### Objective:
Gather all lines in the entries below that include the word "color".

==== Given data ====

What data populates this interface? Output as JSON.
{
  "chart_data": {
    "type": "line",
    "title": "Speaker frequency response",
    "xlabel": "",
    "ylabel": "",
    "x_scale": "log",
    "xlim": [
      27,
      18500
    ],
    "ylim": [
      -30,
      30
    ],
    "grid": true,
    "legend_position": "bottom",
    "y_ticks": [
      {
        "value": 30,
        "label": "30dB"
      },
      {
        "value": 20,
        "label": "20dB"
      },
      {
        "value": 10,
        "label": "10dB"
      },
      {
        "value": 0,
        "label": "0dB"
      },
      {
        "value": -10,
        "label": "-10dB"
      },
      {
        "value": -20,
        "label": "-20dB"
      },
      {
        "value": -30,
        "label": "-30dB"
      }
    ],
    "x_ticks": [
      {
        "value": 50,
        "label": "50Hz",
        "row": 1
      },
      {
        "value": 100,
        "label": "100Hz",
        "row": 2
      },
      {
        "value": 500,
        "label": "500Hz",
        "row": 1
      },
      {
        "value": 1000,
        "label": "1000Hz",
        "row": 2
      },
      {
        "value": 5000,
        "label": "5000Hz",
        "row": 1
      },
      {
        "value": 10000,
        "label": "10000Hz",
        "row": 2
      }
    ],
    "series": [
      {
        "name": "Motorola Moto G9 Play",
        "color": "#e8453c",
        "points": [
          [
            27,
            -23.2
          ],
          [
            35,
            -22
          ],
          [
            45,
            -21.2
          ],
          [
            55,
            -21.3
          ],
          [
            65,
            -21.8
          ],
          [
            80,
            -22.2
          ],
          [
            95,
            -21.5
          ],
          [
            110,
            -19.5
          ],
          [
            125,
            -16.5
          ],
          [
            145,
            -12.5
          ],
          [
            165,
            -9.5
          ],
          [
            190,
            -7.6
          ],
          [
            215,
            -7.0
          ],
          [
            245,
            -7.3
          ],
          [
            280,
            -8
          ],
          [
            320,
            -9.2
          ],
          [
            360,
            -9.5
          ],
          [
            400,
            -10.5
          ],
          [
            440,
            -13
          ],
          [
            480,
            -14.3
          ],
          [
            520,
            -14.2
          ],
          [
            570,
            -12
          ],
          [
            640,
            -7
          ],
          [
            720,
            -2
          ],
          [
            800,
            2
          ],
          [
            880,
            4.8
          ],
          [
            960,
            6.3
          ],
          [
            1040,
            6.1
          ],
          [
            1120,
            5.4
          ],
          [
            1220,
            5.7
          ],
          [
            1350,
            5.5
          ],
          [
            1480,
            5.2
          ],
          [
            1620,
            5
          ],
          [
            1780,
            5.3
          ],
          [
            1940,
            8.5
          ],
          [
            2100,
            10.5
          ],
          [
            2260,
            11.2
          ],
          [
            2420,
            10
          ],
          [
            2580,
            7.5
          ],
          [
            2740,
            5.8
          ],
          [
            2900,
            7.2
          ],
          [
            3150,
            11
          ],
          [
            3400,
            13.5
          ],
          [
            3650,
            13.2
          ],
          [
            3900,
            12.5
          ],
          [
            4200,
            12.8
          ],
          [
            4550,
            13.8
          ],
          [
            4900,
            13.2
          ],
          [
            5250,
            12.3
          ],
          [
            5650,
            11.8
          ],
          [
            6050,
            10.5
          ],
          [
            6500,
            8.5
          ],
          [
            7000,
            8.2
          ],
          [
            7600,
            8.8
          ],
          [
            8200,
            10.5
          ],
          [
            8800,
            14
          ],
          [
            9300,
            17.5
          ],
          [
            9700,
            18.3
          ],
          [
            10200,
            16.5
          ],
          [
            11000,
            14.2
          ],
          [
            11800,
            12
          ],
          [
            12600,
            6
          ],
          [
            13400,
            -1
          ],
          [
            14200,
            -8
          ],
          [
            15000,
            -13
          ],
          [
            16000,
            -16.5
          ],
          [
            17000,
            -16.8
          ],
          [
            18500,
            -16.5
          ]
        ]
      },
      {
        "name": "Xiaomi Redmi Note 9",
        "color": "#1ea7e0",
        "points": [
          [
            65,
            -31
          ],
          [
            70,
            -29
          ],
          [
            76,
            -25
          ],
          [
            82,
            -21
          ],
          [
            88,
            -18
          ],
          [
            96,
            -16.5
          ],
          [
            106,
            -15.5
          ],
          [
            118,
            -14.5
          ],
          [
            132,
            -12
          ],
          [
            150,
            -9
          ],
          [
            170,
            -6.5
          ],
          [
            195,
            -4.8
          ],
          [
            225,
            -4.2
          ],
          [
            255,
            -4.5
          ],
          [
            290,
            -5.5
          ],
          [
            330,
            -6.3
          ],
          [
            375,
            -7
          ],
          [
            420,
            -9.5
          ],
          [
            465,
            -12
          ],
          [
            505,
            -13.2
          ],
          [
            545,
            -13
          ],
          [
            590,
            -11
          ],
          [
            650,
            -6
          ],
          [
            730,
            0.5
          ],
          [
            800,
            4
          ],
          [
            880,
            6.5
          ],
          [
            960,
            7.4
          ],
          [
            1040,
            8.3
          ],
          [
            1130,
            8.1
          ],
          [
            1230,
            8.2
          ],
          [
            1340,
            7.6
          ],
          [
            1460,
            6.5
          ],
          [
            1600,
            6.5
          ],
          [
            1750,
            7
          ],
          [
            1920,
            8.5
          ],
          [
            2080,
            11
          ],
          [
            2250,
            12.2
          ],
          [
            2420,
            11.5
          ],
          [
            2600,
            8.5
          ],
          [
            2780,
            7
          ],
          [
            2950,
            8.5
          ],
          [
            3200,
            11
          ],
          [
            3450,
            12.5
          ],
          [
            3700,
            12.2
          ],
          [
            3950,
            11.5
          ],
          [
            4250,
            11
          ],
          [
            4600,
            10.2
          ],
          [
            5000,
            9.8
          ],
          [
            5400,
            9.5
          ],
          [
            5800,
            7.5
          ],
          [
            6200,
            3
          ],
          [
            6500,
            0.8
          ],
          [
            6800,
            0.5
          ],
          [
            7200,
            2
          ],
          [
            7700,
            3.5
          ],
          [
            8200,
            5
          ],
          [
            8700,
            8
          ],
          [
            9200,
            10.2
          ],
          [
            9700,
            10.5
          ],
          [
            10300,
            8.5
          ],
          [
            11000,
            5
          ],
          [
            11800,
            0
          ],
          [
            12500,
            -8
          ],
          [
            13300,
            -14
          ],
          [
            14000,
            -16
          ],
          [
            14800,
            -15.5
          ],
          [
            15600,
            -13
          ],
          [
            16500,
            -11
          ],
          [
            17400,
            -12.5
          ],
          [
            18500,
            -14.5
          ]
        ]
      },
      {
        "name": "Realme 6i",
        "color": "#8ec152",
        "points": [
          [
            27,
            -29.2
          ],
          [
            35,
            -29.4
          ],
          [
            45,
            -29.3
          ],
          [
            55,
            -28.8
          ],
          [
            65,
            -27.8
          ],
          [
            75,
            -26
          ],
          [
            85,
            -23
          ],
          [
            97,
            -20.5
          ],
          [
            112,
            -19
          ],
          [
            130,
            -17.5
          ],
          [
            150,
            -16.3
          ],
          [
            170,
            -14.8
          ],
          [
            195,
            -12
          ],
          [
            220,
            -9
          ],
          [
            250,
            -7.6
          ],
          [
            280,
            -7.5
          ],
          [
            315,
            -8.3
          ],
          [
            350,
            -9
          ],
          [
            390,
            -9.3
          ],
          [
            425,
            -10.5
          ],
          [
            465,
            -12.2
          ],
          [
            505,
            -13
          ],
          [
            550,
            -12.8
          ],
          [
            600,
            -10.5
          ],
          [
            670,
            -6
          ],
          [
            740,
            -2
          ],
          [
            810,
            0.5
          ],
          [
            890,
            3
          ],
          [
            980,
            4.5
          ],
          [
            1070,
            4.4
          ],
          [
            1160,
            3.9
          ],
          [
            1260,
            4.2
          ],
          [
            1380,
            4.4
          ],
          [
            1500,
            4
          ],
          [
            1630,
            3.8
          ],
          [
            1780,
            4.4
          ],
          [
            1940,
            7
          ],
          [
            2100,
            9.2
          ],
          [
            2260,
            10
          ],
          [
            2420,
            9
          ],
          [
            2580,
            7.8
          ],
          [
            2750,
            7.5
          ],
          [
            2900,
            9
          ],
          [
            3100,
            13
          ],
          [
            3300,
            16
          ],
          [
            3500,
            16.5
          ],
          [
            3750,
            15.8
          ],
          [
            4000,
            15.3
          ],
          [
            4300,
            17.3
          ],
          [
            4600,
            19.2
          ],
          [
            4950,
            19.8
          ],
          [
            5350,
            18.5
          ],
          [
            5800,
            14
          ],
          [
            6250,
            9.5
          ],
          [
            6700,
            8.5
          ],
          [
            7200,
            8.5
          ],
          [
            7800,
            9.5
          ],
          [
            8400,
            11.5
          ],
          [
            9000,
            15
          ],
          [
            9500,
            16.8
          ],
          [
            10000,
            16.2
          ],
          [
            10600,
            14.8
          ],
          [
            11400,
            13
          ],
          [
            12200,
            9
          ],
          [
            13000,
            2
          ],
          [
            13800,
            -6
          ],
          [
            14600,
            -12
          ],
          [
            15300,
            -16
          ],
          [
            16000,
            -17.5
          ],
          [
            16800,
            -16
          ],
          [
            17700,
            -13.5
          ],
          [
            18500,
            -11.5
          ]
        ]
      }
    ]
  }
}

====

### Complete output:
        "color": "#e8453c",
        "color": "#1ea7e0",
        "color": "#8ec152",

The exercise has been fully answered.